_THE TASK_
Give the total number of lines with the word "Output" in them, and no other words.

┄┄┄┄┄┄

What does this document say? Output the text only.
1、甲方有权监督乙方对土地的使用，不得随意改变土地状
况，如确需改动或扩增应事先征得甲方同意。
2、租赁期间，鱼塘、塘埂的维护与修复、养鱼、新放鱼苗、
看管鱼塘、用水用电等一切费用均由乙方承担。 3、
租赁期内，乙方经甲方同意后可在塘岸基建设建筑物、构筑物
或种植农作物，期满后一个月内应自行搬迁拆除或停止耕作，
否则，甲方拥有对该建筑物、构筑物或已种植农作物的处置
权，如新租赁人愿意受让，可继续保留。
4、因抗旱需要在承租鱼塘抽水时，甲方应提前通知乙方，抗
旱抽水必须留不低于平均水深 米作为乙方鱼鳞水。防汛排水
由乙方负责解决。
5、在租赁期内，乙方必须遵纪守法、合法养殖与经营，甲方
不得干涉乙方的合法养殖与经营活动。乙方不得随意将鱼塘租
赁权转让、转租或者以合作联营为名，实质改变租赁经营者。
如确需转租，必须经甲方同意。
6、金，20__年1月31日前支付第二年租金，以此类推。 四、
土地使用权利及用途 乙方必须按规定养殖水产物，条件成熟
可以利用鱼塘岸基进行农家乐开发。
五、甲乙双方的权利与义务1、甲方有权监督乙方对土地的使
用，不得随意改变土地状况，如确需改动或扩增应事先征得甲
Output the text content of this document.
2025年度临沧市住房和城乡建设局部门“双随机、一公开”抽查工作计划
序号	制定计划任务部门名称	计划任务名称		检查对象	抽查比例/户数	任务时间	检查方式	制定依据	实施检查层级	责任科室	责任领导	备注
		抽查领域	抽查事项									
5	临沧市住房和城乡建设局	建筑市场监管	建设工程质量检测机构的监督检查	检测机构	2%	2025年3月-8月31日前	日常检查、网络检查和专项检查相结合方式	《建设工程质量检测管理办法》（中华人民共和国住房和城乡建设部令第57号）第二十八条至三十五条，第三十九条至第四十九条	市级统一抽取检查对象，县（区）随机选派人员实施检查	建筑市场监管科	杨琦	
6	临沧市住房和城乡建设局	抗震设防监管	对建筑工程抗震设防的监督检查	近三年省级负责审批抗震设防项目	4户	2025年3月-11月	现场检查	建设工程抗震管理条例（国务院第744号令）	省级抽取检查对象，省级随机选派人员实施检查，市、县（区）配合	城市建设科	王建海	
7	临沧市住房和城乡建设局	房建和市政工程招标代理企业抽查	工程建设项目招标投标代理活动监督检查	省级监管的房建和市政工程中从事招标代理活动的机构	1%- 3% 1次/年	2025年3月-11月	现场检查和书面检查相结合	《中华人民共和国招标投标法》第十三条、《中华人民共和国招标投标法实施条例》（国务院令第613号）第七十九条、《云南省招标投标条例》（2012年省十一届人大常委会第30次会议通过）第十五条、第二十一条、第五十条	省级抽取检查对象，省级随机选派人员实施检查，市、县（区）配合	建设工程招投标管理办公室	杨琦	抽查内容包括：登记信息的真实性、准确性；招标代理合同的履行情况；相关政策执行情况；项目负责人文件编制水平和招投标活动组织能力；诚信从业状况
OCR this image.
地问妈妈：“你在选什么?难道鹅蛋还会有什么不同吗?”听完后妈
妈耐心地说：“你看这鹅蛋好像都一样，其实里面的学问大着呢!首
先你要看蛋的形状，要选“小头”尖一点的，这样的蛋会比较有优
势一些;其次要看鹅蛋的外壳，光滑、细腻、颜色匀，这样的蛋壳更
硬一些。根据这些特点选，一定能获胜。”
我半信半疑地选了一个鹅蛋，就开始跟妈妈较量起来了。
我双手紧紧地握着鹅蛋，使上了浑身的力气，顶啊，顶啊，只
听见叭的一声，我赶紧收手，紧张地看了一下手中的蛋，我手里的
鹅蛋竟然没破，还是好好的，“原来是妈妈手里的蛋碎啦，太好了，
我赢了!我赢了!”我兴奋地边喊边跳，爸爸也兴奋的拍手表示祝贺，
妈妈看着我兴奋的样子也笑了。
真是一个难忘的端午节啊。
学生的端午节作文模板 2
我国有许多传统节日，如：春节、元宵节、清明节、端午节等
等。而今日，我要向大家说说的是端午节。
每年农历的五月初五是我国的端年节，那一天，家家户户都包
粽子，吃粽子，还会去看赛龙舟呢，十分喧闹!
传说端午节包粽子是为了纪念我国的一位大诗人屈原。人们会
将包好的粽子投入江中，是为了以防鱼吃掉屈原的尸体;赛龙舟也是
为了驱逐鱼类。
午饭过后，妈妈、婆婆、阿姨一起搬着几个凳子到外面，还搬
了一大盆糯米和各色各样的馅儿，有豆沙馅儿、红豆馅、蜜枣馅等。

┄┄┄┄┄┄

_PROBLEM SOLUTION_
2